-- BEGIN --

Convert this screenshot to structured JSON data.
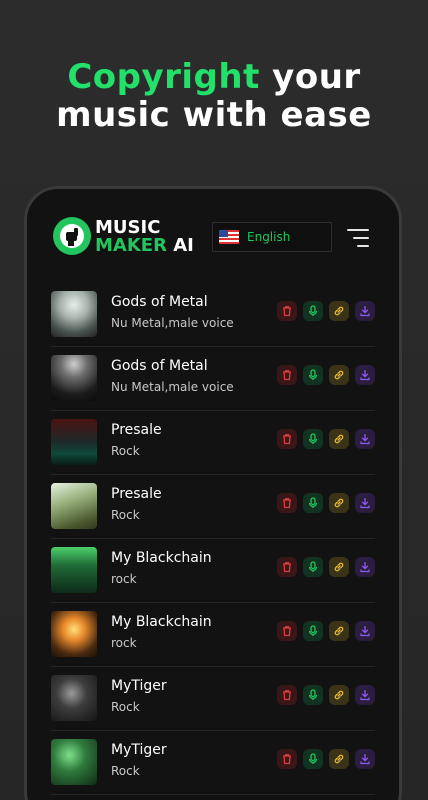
{
  "headline": {
    "accent": "Copyright",
    "line1_rest": " your",
    "line2": "music with ease"
  },
  "app": {
    "brand_line1": "MUSIC",
    "brand_line2": "MAKER",
    "brand_ai": "AI",
    "language": "English"
  },
  "colors": {
    "accent": "#22c55e",
    "delete": "#e23b3b",
    "mic": "#22c55e",
    "link": "#e8b630",
    "download": "#8b5cf6"
  },
  "tracks": [
    {
      "title": "Gods of Metal",
      "genre": "Nu Metal,male voice"
    },
    {
      "title": "Gods of Metal",
      "genre": "Nu Metal,male voice"
    },
    {
      "title": "Presale",
      "genre": "Rock"
    },
    {
      "title": "Presale",
      "genre": "Rock"
    },
    {
      "title": "My Blackchain",
      "genre": "rock"
    },
    {
      "title": "My Blackchain",
      "genre": "rock"
    },
    {
      "title": "MyTiger",
      "genre": "Rock"
    },
    {
      "title": "MyTiger",
      "genre": "Rock"
    }
  ]
}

-- END --

## WRITTEN INSTRUCTION
Retype everything in the material word for word, minus pictures.

## OUTPUT BELOW
Convert this screenshot to structured JSON data.
{
  "headline": {
    "accent": "Copyright",
    "line1_rest": " your",
    "line2": "music with ease"
  },
  "app": {
    "brand_line1": "MUSIC",
    "brand_line2": "MAKER",
    "brand_ai": "AI",
    "language": "English"
  },
  "colors": {
    "accent": "#22c55e",
    "delete": "#e23b3b",
    "mic": "#22c55e",
    "link": "#e8b630",
    "download": "#8b5cf6"
  },
  "tracks": [
    {
      "title": "Gods of Metal",
      "genre": "Nu Metal,male voice"
    },
    {
      "title": "Gods of Metal",
      "genre": "Nu Metal,male voice"
    },
    {
      "title": "Presale",
      "genre": "Rock"
    },
    {
      "title": "Presale",
      "genre": "Rock"
    },
    {
      "title": "My Blackchain",
      "genre": "rock"
    },
    {
      "title": "My Blackchain",
      "genre": "rock"
    },
    {
      "title": "MyTiger",
      "genre": "Rock"
    },
    {
      "title": "MyTiger",
      "genre": "Rock"
    }
  ]
}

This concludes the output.